__Written task__
Go through the listing below and list every line with "инвалидов".
____________
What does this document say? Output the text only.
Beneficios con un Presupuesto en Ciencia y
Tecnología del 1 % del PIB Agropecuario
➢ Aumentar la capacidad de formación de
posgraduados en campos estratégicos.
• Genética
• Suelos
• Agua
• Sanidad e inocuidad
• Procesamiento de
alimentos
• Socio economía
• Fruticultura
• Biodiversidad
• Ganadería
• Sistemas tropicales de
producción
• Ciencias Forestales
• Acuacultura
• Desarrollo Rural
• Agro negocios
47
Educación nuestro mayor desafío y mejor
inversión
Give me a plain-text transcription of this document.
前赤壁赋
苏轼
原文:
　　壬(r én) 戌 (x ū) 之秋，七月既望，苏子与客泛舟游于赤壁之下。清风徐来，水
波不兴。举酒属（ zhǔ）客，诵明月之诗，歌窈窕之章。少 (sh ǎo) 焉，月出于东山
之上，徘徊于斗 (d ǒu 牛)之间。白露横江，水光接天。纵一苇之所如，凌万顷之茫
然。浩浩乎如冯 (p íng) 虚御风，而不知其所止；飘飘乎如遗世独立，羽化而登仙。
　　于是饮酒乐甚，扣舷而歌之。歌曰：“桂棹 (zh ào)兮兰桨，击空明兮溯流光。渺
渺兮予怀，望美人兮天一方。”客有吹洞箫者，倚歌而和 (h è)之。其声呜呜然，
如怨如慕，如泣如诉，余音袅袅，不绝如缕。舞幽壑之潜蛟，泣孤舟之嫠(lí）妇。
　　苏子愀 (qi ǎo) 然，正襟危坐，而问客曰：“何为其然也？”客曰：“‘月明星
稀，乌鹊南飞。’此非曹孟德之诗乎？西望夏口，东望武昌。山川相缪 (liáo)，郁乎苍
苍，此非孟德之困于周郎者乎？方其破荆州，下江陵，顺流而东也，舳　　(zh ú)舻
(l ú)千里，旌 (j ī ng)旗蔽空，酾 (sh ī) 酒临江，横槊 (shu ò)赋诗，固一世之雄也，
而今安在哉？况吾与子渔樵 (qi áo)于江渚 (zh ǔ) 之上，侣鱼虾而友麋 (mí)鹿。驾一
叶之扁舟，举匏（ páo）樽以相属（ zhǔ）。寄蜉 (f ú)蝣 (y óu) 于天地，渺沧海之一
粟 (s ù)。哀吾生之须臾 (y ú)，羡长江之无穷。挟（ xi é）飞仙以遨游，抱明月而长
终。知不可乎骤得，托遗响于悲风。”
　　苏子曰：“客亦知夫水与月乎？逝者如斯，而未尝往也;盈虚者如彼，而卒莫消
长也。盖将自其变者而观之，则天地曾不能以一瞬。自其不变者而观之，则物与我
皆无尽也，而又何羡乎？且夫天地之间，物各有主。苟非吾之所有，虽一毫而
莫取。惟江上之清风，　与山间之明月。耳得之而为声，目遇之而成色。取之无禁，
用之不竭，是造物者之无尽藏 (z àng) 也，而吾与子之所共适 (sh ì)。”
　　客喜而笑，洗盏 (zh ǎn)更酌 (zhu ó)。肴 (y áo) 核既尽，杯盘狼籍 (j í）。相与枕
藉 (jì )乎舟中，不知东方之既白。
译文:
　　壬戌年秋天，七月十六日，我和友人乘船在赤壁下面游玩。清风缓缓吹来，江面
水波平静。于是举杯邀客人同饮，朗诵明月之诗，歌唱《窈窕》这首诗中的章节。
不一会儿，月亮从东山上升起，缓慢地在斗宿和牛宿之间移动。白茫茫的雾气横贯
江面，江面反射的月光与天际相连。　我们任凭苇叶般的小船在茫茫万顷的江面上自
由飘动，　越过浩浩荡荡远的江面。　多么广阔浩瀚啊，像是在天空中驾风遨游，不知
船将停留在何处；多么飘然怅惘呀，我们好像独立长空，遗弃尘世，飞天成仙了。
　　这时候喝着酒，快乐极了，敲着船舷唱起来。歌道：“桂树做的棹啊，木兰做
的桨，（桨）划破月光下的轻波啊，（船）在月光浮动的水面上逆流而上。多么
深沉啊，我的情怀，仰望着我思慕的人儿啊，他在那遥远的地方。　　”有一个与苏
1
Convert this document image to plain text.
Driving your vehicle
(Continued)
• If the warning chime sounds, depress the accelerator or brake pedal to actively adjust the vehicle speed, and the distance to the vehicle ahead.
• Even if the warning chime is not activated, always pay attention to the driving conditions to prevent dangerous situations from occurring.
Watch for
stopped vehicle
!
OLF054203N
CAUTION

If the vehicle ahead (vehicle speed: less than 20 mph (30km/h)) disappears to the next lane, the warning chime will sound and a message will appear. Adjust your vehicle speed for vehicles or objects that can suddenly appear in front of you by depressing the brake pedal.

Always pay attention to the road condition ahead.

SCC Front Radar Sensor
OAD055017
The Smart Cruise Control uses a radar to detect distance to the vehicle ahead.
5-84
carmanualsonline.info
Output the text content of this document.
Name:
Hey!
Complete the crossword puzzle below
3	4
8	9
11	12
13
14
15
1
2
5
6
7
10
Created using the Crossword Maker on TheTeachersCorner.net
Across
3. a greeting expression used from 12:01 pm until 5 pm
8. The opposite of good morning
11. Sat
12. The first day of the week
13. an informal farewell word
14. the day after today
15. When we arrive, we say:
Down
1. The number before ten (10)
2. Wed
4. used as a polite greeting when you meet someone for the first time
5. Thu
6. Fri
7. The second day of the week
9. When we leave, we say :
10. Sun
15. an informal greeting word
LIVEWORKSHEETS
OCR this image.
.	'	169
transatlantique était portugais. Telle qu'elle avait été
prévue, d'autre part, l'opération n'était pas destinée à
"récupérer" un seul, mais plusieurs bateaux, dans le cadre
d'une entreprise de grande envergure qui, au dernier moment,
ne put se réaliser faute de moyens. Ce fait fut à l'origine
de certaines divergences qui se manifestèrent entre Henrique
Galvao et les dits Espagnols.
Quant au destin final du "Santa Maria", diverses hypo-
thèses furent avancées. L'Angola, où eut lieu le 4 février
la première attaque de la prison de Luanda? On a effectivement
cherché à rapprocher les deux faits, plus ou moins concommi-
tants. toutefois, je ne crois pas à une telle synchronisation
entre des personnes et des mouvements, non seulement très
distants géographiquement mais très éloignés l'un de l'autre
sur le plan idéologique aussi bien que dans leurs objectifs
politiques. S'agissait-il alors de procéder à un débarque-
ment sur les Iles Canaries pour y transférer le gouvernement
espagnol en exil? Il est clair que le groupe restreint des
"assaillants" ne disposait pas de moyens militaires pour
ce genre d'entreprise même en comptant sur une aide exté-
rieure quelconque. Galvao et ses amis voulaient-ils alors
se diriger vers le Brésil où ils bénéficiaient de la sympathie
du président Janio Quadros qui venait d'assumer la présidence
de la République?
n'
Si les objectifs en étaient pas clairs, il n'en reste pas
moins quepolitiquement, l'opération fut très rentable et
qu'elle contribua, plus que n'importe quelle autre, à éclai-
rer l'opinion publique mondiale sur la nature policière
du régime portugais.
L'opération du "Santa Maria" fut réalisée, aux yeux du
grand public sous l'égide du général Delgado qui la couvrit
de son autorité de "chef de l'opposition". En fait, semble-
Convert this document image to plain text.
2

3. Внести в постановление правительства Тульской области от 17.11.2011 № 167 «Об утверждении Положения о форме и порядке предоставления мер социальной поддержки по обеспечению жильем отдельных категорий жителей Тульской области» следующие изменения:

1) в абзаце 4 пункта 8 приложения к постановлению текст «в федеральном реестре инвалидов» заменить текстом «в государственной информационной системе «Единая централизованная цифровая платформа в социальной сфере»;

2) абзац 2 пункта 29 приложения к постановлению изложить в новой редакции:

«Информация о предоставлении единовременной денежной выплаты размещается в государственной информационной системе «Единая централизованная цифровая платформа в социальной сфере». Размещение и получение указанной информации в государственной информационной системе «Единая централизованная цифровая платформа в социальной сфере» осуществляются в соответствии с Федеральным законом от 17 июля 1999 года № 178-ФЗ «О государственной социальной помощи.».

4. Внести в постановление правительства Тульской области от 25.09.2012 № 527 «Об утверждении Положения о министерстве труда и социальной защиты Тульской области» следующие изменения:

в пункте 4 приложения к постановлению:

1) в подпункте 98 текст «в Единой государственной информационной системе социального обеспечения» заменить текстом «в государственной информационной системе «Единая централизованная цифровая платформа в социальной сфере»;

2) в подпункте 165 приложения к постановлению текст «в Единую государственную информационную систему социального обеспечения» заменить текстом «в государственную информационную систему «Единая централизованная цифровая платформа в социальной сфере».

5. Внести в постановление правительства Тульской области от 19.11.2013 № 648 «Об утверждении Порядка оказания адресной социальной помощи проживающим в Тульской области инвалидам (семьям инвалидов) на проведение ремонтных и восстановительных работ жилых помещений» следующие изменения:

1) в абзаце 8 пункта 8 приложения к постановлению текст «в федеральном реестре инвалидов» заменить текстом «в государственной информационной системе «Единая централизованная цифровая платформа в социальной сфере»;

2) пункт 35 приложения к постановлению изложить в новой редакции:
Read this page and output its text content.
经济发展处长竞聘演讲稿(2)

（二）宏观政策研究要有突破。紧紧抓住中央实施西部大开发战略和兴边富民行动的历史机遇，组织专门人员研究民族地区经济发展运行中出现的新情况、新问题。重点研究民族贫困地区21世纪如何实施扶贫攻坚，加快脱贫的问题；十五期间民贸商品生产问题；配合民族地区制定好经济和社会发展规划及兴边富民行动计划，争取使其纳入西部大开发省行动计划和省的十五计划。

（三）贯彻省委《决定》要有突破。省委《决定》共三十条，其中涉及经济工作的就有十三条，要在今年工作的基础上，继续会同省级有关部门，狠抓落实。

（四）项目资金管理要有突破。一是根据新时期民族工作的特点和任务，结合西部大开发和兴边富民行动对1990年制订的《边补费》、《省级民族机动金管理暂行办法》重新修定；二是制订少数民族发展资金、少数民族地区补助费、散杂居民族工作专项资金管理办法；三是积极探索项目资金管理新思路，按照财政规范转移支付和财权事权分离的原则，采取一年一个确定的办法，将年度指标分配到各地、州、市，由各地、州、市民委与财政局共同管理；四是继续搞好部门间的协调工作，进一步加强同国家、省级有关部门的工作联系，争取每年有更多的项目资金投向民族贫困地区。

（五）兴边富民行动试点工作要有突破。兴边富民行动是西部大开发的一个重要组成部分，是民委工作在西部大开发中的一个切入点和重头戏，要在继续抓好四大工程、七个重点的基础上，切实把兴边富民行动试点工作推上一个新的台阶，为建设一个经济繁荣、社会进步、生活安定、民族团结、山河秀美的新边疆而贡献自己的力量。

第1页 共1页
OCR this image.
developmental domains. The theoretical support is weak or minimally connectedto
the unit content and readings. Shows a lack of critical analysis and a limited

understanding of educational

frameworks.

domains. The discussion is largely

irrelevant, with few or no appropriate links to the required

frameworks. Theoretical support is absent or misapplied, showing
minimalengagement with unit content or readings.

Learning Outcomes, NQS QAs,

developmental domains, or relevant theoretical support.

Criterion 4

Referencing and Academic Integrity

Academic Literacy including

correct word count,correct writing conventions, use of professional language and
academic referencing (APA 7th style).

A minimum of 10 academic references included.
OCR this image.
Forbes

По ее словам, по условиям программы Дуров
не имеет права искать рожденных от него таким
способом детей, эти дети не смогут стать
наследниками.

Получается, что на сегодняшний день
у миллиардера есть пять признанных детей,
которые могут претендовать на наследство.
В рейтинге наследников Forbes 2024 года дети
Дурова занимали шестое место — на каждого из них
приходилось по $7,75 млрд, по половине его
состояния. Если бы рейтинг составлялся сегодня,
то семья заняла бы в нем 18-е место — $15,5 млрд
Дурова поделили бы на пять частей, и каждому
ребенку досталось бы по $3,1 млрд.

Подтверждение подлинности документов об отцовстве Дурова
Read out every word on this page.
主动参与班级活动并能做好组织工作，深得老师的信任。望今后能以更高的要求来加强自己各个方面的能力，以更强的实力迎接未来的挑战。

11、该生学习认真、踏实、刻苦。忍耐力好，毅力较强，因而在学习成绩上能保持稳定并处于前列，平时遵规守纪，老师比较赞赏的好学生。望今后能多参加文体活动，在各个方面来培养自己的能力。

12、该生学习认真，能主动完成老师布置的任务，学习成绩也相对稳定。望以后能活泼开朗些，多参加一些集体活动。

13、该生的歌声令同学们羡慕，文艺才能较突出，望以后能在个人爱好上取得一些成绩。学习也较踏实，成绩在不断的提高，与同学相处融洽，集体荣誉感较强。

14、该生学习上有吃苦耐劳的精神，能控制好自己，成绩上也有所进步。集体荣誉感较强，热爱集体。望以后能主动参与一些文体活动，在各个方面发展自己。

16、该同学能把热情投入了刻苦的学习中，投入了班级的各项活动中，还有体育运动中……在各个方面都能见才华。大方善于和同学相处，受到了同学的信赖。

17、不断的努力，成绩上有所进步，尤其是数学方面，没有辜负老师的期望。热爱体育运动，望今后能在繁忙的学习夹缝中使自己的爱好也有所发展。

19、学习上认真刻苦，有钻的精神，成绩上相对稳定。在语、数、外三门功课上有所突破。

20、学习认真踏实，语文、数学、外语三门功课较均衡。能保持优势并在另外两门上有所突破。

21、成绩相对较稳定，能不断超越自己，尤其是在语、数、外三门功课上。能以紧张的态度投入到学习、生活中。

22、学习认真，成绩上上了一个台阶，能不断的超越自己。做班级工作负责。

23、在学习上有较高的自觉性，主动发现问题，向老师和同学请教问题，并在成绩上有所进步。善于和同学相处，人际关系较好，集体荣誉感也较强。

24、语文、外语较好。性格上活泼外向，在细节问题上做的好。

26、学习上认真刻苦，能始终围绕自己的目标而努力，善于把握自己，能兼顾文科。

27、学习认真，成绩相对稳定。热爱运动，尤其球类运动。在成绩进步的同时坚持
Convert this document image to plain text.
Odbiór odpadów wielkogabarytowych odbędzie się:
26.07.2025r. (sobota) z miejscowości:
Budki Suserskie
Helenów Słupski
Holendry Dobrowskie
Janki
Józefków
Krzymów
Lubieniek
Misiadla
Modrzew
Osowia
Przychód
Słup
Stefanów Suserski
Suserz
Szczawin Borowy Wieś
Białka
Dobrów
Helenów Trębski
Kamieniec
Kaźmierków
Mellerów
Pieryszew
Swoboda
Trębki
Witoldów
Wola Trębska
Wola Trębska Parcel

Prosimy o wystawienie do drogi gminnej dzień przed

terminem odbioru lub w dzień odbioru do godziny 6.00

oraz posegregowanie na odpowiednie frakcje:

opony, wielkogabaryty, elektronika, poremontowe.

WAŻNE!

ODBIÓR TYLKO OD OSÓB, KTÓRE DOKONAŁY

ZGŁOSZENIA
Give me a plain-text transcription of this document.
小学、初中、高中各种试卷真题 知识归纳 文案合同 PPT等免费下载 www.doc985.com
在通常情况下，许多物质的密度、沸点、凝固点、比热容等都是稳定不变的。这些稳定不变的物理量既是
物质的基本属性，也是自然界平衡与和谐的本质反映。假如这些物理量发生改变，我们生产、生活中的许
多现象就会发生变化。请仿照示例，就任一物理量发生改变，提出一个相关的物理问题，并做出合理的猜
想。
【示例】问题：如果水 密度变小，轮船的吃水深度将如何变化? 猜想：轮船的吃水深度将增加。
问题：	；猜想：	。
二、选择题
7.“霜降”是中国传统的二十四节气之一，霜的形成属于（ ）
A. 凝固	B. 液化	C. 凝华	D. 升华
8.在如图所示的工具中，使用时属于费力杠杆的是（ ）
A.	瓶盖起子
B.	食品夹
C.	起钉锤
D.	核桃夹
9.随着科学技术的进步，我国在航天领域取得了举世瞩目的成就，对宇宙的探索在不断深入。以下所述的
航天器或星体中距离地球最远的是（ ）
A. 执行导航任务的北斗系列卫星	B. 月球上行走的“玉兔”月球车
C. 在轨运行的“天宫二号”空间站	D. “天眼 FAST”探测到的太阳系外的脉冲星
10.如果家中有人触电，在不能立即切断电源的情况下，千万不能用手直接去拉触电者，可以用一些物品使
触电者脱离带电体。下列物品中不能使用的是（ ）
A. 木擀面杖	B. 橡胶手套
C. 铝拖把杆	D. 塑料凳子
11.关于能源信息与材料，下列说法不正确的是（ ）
____________
__Finished answer__
1) в абзаце 4 пункта 8 приложения к постановлению текст «в федеральном реестре инвалидов» заменить текстом «в государственной информационной системе «Единая централизованная цифровая платформа в социальной сфере»;
5. Внести в постановление правительства Тульской области от 19.11.2013 № 648 «Об утверждении Порядка оказания адресной социальной помощи проживающим в Тульской области инвалидам (семьям инвалидов) на проведение ремонтных и восстановительных работ жилых помещений» следующие изменения:
1) в абзаце 8 пункта 8 приложения к постановлению текст «в федеральном реестре инвалидов» заменить текстом «в государственной информационной системе «Единая централизованная цифровая платформа в социальной сфере»;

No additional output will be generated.